▶ _Provided information_

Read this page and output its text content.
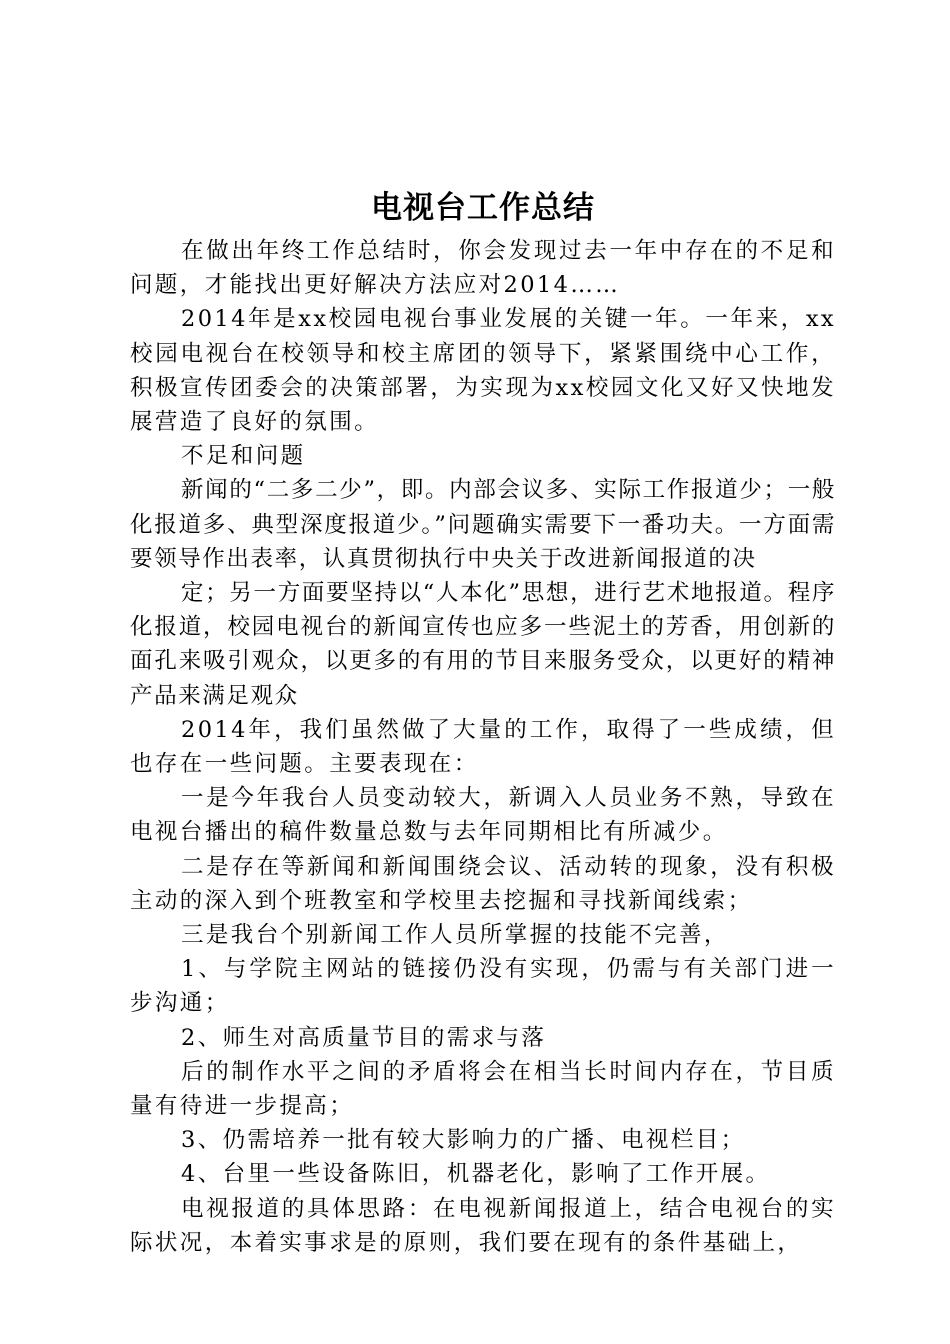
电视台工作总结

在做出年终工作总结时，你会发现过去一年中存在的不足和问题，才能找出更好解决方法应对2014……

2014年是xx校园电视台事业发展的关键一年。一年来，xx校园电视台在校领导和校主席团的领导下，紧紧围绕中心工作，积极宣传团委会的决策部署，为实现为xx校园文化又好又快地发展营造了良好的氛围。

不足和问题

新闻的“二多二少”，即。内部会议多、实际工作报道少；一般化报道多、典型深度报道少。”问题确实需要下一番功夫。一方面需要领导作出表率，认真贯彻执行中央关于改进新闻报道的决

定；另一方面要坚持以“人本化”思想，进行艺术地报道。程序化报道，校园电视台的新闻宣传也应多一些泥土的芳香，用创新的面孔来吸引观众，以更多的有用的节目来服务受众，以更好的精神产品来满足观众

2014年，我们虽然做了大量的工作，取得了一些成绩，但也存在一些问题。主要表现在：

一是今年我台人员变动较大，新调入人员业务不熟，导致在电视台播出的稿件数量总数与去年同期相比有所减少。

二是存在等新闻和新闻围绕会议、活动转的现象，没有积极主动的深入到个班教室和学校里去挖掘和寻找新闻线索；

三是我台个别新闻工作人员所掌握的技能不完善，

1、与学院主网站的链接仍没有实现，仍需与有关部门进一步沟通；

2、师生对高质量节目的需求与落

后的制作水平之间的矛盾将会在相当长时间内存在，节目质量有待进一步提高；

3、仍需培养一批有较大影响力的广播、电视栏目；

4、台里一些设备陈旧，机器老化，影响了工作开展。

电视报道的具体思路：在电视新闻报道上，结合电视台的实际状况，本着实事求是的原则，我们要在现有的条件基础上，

▶ _What you have to do_
Nothing but the pictures may be dropped; output the records above exactly.

▶ _Task response_
Read this page and output its text content.
电视台工作总结

在做出年终工作总结时，你会发现过去一年中存在的不足和问题，才能找出更好解决方法应对2014……

2014年是xx校园电视台事业发展的关键一年。一年来，xx校园电视台在校领导和校主席团的领导下，紧紧围绕中心工作，积极宣传团委会的决策部署，为实现为xx校园文化又好又快地发展营造了良好的氛围。

不足和问题

新闻的“二多二少”，即。内部会议多、实际工作报道少；一般化报道多、典型深度报道少。”问题确实需要下一番功夫。一方面需要领导作出表率，认真贯彻执行中央关于改进新闻报道的决

定；另一方面要坚持以“人本化”思想，进行艺术地报道。程序化报道，校园电视台的新闻宣传也应多一些泥土的芳香，用创新的面孔来吸引观众，以更多的有用的节目来服务受众，以更好的精神产品来满足观众

2014年，我们虽然做了大量的工作，取得了一些成绩，但也存在一些问题。主要表现在：

一是今年我台人员变动较大，新调入人员业务不熟，导致在电视台播出的稿件数量总数与去年同期相比有所减少。

二是存在等新闻和新闻围绕会议、活动转的现象，没有积极主动的深入到个班教室和学校里去挖掘和寻找新闻线索；

三是我台个别新闻工作人员所掌握的技能不完善，

1、与学院主网站的链接仍没有实现，仍需与有关部门进一步沟通；

2、师生对高质量节目的需求与落

后的制作水平之间的矛盾将会在相当长时间内存在，节目质量有待进一步提高；

3、仍需培养一批有较大影响力的广播、电视栏目；

4、台里一些设备陈旧，机器老化，影响了工作开展。

电视报道的具体思路：在电视新闻报道上，结合电视台的实际状况，本着实事求是的原则，我们要在现有的条件基础上，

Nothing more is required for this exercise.